+++ Supplied material +++

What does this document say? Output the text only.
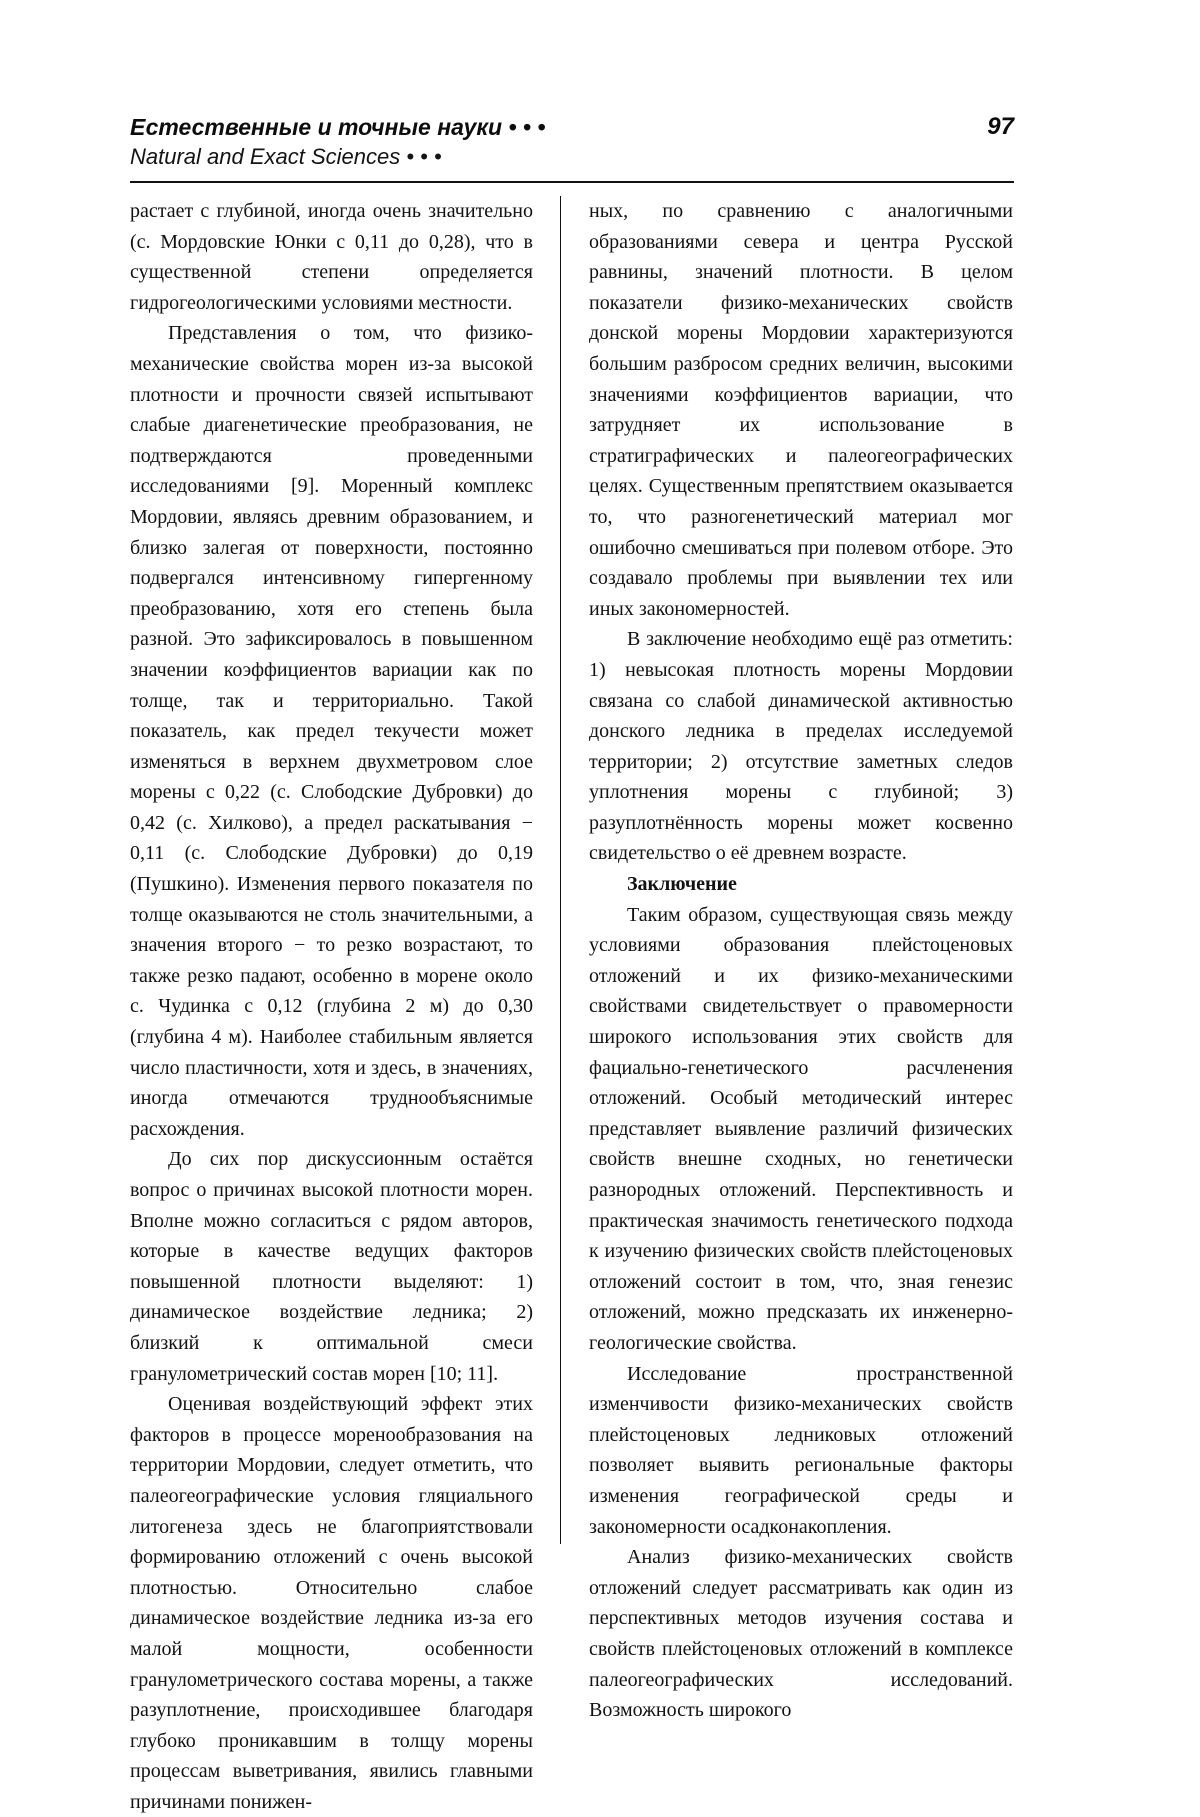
Естественные и точные науки • • •
Natural and Exact Sciences • • •
97

растает с глубиной, иногда очень значительно (с. Мордовские Юнки с 0,11 до 0,28), что в существенной степени определяется гидрогеологическими условиями местности.

Представления о том, что физико-механические свойства морен из-за высокой плотности и прочности связей испытывают слабые диагенетические преобразования, не подтверждаются проведенными исследованиями [9]. Моренный комплекс Мордовии, являясь древним образованием, и близко залегая от поверхности, постоянно подвергался интенсивному гипергенному преобразованию, хотя его степень была разной. Это зафиксировалось в повышенном значении коэффициентов вариации как по толще, так и территориально. Такой показатель, как предел текучести может изменяться в верхнем двухметровом слое морены с 0,22 (с. Слободские Дубровки) до 0,42 (с. Хилково), а предел раскатывания − 0,11 (с. Слободские Дубровки) до 0,19 (Пушкино). Изменения первого показателя по толще оказываются не столь значительными, а значения второго − то резко возрастают, то также резко падают, особенно в морене около с. Чудинка с 0,12 (глубина 2 м) до 0,30 (глубина 4 м). Наиболее стабильным является число пластичности, хотя и здесь, в значениях, иногда отмечаются труднообъяснимые расхождения.

До сих пор дискуссионным остаётся вопрос о причинах высокой плотности морен. Вполне можно согласиться с рядом авторов, которые в качестве ведущих факторов повышенной плотности выделяют: 1) динамическое воздействие ледника; 2) близкий к оптимальной смеси гранулометрический состав морен [10; 11].

Оценивая воздействующий эффект этих факторов в процессе моренообразования на территории Мордовии, следует отметить, что палеогеографические условия гляциального литогенеза здесь не благоприятствовали формированию отложений с очень высокой плотностью. Относительно слабое динамическое воздействие ледника из-за его малой мощности, особенности гранулометрического состава морены, а также разуплотнение, происходившее благодаря глубоко проникавшим в толщу морены процессам выветривания, явились главными причинами понижен-

ных, по сравнению с аналогичными образованиями севера и центра Русской равнины, значений плотности. В целом показатели физико-механических свойств донской морены Мордовии характеризуются большим разбросом средних величин, высокими значениями коэффициентов вариации, что затрудняет их использование в стратиграфических и палеогеографических целях. Существенным препятствием оказывается то, что разногенетический материал мог ошибочно смешиваться при полевом отборе. Это создавало проблемы при выявлении тех или иных закономерностей.

В заключение необходимо ещё раз отметить: 1) невысокая плотность морены Мордовии связана со слабой динамической активностью донского ледника в пределах исследуемой территории; 2) отсутствие заметных следов уплотнения морены с глубиной; 3) разуплотнённость морены может косвенно свидетельство о её древнем возрасте.

Заключение

Таким образом, существующая связь между условиями образования плейстоценовых отложений и их физико-механическими свойствами свидетельствует о правомерности широкого использования этих свойств для фациально-генетического расчленения отложений. Особый методический интерес представляет выявление различий физических свойств внешне сходных, но генетически разнородных отложений. Перспективность и практическая значимость генетического подхода к изучению физических свойств плейстоценовых отложений состоит в том, что, зная генезис отложений, можно предсказать их инженерно-геологические свойства.

Исследование пространственной изменчивости физико-механических свойств плейстоценовых ледниковых отложений позволяет выявить региональные факторы изменения географической среды и закономерности осадконакопления.

Анализ физико-механических свойств отложений следует рассматривать как один из перспективных методов изучения состава и свойств плейстоценовых отложений в комплексе палеогеографических исследований. Возможность широкого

+++

__Problem details__:
Go through the entries and return each line where the word "очень" appears.

__Written answer__:
растает с глубиной, иногда очень значительно (с. Мордовские Юнки с 0,11 до 0,28), что в существенной степени определяется гидрогеологическими условиями местности.
Оценивая воздействующий эффект этих факторов в процессе моренообразования на территории Мордовии, следует отметить, что палеогеографические условия гляциального литогенеза здесь не благоприятствовали формированию отложений с очень высокой плотностью. Относительно слабое динамическое воздействие ледника из-за его малой мощности, особенности гранулометрического состава морены, а также разуплотнение, происходившее благодаря глубоко проникавшим в толщу морены процессам выветривания, явились главными причинами понижен-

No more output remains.